[[ Data open ]]

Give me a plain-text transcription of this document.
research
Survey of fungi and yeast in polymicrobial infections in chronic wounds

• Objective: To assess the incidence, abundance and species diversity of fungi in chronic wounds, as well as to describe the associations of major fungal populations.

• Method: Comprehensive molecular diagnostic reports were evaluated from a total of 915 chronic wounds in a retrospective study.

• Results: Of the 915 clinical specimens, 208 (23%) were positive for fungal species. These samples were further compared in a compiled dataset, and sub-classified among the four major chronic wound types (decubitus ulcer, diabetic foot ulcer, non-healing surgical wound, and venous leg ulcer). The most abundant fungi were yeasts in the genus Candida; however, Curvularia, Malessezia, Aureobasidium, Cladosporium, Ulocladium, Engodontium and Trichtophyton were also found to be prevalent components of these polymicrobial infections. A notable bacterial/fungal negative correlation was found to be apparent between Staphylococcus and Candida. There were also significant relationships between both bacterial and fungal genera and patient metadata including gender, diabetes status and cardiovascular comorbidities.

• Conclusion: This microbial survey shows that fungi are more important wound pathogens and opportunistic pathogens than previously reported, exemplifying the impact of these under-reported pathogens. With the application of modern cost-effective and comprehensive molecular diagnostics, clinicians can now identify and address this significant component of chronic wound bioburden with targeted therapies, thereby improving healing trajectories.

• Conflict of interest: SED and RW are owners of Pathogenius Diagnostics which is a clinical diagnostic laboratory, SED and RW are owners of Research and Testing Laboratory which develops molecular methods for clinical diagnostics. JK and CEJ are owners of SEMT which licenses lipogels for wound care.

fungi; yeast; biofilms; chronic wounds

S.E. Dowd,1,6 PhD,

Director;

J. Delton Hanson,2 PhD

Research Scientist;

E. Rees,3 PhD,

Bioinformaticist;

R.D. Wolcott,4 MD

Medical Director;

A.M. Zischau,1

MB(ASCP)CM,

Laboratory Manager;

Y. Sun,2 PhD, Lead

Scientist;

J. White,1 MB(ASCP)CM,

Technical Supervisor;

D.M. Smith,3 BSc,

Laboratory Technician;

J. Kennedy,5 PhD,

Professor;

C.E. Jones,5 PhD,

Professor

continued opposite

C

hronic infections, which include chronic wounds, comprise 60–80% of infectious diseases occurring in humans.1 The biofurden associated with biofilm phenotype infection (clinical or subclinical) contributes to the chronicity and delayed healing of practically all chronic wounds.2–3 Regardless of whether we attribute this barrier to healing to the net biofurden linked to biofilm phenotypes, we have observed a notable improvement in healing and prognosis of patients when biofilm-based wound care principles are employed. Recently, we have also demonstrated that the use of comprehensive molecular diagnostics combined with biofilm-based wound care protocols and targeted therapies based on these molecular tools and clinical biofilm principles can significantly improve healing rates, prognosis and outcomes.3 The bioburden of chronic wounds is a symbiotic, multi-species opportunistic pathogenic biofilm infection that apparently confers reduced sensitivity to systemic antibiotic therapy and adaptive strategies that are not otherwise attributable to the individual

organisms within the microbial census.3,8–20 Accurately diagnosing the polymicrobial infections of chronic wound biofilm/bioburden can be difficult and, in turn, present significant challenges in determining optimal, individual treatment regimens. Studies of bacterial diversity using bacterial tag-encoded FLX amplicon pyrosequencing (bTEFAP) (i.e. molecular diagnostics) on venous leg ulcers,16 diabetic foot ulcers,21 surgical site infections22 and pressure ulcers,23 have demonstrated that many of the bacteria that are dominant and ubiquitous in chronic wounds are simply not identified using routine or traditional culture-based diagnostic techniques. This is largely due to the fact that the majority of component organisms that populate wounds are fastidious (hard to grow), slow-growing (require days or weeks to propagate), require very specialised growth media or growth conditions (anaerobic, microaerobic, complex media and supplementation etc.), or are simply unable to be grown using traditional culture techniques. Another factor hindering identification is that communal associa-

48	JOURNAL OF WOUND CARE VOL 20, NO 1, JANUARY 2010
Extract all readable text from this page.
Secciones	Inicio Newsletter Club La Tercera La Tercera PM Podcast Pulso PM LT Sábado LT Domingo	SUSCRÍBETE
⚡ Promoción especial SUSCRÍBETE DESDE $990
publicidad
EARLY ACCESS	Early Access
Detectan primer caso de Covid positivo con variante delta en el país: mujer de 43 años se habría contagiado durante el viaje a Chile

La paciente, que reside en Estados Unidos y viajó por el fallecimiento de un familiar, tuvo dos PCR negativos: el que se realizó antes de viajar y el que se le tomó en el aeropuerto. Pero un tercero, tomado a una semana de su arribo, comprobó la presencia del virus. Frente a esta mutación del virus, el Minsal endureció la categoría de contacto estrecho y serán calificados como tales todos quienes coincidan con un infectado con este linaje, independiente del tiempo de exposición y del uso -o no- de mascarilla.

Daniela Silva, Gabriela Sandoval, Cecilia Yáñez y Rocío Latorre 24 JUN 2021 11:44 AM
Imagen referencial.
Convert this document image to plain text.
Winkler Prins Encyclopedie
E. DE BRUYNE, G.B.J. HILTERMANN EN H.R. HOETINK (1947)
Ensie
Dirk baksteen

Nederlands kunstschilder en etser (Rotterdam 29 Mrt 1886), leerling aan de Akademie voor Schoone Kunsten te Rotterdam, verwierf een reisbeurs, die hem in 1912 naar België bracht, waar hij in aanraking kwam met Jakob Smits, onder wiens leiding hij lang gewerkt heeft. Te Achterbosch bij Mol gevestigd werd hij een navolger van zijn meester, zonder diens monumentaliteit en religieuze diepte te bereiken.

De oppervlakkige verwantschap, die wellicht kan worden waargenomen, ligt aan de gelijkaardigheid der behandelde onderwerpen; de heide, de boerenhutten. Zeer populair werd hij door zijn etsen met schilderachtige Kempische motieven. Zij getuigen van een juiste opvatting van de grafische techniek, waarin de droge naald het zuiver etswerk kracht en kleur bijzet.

[[ Data closed ]]

• What you need to do:
Would you please return all lines of the data that include the word "document"?

• Solution for this task:
Give me a plain-text transcription of this document.
Convert this document image to plain text.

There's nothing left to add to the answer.